-- START OF Records for this exercise --

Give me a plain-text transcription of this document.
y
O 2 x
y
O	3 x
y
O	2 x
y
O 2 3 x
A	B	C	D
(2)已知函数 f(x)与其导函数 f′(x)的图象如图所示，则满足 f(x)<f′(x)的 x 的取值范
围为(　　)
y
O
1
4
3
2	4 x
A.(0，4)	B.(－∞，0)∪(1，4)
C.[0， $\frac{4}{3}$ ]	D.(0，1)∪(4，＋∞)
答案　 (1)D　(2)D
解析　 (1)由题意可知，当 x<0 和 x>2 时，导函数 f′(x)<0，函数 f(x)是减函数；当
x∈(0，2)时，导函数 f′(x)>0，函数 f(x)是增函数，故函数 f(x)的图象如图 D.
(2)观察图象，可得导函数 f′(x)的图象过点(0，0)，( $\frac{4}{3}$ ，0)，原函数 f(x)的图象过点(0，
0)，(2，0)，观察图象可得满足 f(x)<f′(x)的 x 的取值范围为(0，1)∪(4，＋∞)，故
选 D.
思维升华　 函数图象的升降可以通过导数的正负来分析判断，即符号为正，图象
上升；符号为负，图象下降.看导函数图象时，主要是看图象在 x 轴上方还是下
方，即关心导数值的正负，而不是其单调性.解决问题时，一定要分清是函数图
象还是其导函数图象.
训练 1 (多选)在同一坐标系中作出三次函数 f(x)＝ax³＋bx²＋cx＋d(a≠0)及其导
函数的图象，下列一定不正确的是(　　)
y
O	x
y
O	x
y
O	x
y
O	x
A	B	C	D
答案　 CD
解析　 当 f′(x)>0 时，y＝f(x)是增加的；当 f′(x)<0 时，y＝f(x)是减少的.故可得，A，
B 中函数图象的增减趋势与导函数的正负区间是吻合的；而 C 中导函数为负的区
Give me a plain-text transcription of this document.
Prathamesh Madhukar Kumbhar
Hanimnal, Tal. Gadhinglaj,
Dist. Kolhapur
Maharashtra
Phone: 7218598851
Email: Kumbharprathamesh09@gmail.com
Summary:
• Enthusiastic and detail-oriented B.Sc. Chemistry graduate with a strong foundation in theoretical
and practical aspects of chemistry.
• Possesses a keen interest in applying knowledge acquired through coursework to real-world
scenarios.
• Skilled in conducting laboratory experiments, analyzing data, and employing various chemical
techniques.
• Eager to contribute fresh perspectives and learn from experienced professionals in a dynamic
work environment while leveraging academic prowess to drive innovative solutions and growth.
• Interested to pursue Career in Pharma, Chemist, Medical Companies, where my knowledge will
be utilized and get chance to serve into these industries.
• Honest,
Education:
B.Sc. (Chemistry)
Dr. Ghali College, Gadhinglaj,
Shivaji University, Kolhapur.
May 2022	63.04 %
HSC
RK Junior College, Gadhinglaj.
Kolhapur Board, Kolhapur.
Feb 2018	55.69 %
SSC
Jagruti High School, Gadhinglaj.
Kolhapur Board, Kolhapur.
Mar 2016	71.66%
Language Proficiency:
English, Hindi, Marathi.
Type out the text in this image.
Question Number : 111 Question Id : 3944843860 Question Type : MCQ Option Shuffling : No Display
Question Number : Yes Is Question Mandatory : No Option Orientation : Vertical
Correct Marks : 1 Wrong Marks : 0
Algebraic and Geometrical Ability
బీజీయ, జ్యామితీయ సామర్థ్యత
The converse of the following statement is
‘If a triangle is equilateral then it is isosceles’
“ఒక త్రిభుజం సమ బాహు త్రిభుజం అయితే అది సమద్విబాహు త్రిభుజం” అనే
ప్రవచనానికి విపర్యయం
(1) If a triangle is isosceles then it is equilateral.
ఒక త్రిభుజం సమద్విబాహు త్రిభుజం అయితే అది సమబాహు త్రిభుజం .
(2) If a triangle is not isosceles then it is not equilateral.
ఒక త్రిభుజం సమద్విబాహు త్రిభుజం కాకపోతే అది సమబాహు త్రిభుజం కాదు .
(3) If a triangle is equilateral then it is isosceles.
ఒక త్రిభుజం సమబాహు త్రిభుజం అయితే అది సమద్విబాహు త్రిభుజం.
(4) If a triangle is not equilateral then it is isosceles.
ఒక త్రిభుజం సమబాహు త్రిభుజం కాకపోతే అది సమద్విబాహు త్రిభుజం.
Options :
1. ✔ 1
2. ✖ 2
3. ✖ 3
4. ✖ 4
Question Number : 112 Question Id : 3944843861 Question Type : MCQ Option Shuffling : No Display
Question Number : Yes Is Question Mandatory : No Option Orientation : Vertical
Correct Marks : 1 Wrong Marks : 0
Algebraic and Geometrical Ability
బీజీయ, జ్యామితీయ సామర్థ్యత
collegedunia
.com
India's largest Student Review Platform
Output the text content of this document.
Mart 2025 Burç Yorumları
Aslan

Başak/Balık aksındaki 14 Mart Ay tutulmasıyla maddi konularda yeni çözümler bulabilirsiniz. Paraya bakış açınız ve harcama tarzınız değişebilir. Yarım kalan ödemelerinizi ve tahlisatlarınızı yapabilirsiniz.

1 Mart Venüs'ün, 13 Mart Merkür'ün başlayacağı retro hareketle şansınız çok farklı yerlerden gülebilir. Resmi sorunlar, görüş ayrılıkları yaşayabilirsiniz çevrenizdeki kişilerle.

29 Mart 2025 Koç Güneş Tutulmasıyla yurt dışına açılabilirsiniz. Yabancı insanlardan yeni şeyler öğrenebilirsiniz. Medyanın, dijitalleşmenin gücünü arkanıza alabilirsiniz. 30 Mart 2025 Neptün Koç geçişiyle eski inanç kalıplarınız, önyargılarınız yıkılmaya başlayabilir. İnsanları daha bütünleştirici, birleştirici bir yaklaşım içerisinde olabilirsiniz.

-- END OF Records for this exercise --

Repeat the lines above exactly.

Give me a plain-text transcription of this document.
y
O 2 x
y
O	3 x
y
O	2 x
y
O 2 3 x
A	B	C	D
(2)已知函数 f(x)与其导函数 f′(x)的图象如图所示，则满足 f(x)<f′(x)的 x 的取值范
围为(　　)
y
O
1
4
3
2	4 x
A.(0，4)	B.(－∞，0)∪(1，4)
C.[0， $\frac{4}{3}$ ]	D.(0，1)∪(4，＋∞)
答案　 (1)D　(2)D
解析　 (1)由题意可知，当 x<0 和 x>2 时，导函数 f′(x)<0，函数 f(x)是减函数；当
x∈(0，2)时，导函数 f′(x)>0，函数 f(x)是增函数，故函数 f(x)的图象如图 D.
(2)观察图象，可得导函数 f′(x)的图象过点(0，0)，( $\frac{4}{3}$ ，0)，原函数 f(x)的图象过点(0，
0)，(2，0)，观察图象可得满足 f(x)<f′(x)的 x 的取值范围为(0，1)∪(4，＋∞)，故
选 D.
思维升华　 函数图象的升降可以通过导数的正负来分析判断，即符号为正，图象
上升；符号为负，图象下降.看导函数图象时，主要是看图象在 x 轴上方还是下
方，即关心导数值的正负，而不是其单调性.解决问题时，一定要分清是函数图
象还是其导函数图象.
训练 1 (多选)在同一坐标系中作出三次函数 f(x)＝ax³＋bx²＋cx＋d(a≠0)及其导
函数的图象，下列一定不正确的是(　　)
y
O	x
y
O	x
y
O	x
y
O	x
A	B	C	D
答案　 CD
解析　 当 f′(x)>0 时，y＝f(x)是增加的；当 f′(x)<0 时，y＝f(x)是减少的.故可得，A，
B 中函数图象的增减趋势与导函数的正负区间是吻合的；而 C 中导函数为负的区
Give me a plain-text transcription of this document.
Prathamesh Madhukar Kumbhar
Hanimnal, Tal. Gadhinglaj,
Dist. Kolhapur
Maharashtra
Phone: 7218598851
Email: Kumbharprathamesh09@gmail.com
Summary:
• Enthusiastic and detail-oriented B.Sc. Chemistry graduate with a strong foundation in theoretical
and practical aspects of chemistry.
• Possesses a keen interest in applying knowledge acquired through coursework to real-world
scenarios.
• Skilled in conducting laboratory experiments, analyzing data, and employing various chemical
techniques.
• Eager to contribute fresh perspectives and learn from experienced professionals in a dynamic
work environment while leveraging academic prowess to drive innovative solutions and growth.
• Interested to pursue Career in Pharma, Chemist, Medical Companies, where my knowledge will
be utilized and get chance to serve into these industries.
• Honest,
Education:
B.Sc. (Chemistry)
Dr. Ghali College, Gadhinglaj,
Shivaji University, Kolhapur.
May 2022	63.04 %
HSC
RK Junior College, Gadhinglaj.
Kolhapur Board, Kolhapur.
Feb 2018	55.69 %
SSC
Jagruti High School, Gadhinglaj.
Kolhapur Board, Kolhapur.
Mar 2016	71.66%
Language Proficiency:
English, Hindi, Marathi.
Type out the text in this image.
Question Number : 111 Question Id : 3944843860 Question Type : MCQ Option Shuffling : No Display
Question Number : Yes Is Question Mandatory : No Option Orientation : Vertical
Correct Marks : 1 Wrong Marks : 0
Algebraic and Geometrical Ability
బీజీయ, జ్యామితీయ సామర్థ్యత
The converse of the following statement is
‘If a triangle is equilateral then it is isosceles’
“ఒక త్రిభుజం సమ బాహు త్రిభుజం అయితే అది సమద్విబాహు త్రిభుజం” అనే
ప్రవచనానికి విపర్యయం
(1) If a triangle is isosceles then it is equilateral.
ఒక త్రిభుజం సమద్విబాహు త్రిభుజం అయితే అది సమబాహు త్రిభుజం .
(2) If a triangle is not isosceles then it is not equilateral.
ఒక త్రిభుజం సమద్విబాహు త్రిభుజం కాకపోతే అది సమబాహు త్రిభుజం కాదు .
(3) If a triangle is equilateral then it is isosceles.
ఒక త్రిభుజం సమబాహు త్రిభుజం అయితే అది సమద్విబాహు త్రిభుజం.
(4) If a triangle is not equilateral then it is isosceles.
ఒక త్రిభుజం సమబాహు త్రిభుజం కాకపోతే అది సమద్విబాహు త్రిభుజం.
Options :
1. ✔ 1
2. ✖ 2
3. ✖ 3
4. ✖ 4
Question Number : 112 Question Id : 3944843861 Question Type : MCQ Option Shuffling : No Display
Question Number : Yes Is Question Mandatory : No Option Orientation : Vertical
Correct Marks : 1 Wrong Marks : 0
Algebraic and Geometrical Ability
బీజీయ, జ్యామితీయ సామర్థ్యత
collegedunia
.com
India's largest Student Review Platform
Output the text content of this document.
Mart 2025 Burç Yorumları
Aslan

Başak/Balık aksındaki 14 Mart Ay tutulmasıyla maddi konularda yeni çözümler bulabilirsiniz. Paraya bakış açınız ve harcama tarzınız değişebilir. Yarım kalan ödemelerinizi ve tahlisatlarınızı yapabilirsiniz.

1 Mart Venüs'ün, 13 Mart Merkür'ün başlayacağı retro hareketle şansınız çok farklı yerlerden gülebilir. Resmi sorunlar, görüş ayrılıkları yaşayabilirsiniz çevrenizdeki kişilerle.

29 Mart 2025 Koç Güneş Tutulmasıyla yurt dışına açılabilirsiniz. Yabancı insanlardan yeni şeyler öğrenebilirsiniz. Medyanın, dijitalleşmenin gücünü arkanıza alabilirsiniz. 30 Mart 2025 Neptün Koç geçişiyle eski inanç kalıplarınız, önyargılarınız yıkılmaya başlayabilir. İnsanları daha bütünleştirici, birleştirici bir yaklaşım içerisinde olabilirsiniz.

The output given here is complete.